Return all lines where the word "text" can be found.

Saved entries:
+-------+
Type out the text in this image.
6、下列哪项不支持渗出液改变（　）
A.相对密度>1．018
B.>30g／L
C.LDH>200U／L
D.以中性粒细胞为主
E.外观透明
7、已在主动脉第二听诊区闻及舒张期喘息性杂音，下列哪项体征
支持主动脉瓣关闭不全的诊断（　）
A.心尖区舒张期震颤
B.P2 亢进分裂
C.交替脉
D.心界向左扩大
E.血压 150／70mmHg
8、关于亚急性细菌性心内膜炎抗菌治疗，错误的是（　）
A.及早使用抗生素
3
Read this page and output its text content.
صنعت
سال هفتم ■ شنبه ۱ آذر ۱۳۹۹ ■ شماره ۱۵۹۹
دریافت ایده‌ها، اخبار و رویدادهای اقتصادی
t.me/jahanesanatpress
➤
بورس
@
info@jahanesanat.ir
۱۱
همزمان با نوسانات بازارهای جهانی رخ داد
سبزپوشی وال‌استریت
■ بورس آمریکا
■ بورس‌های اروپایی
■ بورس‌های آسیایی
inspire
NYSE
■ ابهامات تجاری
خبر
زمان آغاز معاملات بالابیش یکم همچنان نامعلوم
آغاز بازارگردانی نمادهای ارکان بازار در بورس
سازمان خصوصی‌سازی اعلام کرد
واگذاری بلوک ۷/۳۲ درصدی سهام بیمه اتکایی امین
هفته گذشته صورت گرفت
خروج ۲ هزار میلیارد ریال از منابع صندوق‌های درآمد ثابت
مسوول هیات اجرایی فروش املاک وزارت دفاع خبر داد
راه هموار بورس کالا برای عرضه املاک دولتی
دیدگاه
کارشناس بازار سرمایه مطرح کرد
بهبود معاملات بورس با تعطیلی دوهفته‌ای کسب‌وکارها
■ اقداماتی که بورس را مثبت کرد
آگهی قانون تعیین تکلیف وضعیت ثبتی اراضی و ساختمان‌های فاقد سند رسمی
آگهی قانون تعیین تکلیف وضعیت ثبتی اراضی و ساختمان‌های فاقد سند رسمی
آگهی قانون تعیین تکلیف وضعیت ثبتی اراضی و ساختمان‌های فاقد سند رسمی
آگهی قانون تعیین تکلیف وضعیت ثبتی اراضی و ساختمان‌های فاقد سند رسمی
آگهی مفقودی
+-------+
Completed exercise:
Type out the text in this image.
Read this page and output its text content.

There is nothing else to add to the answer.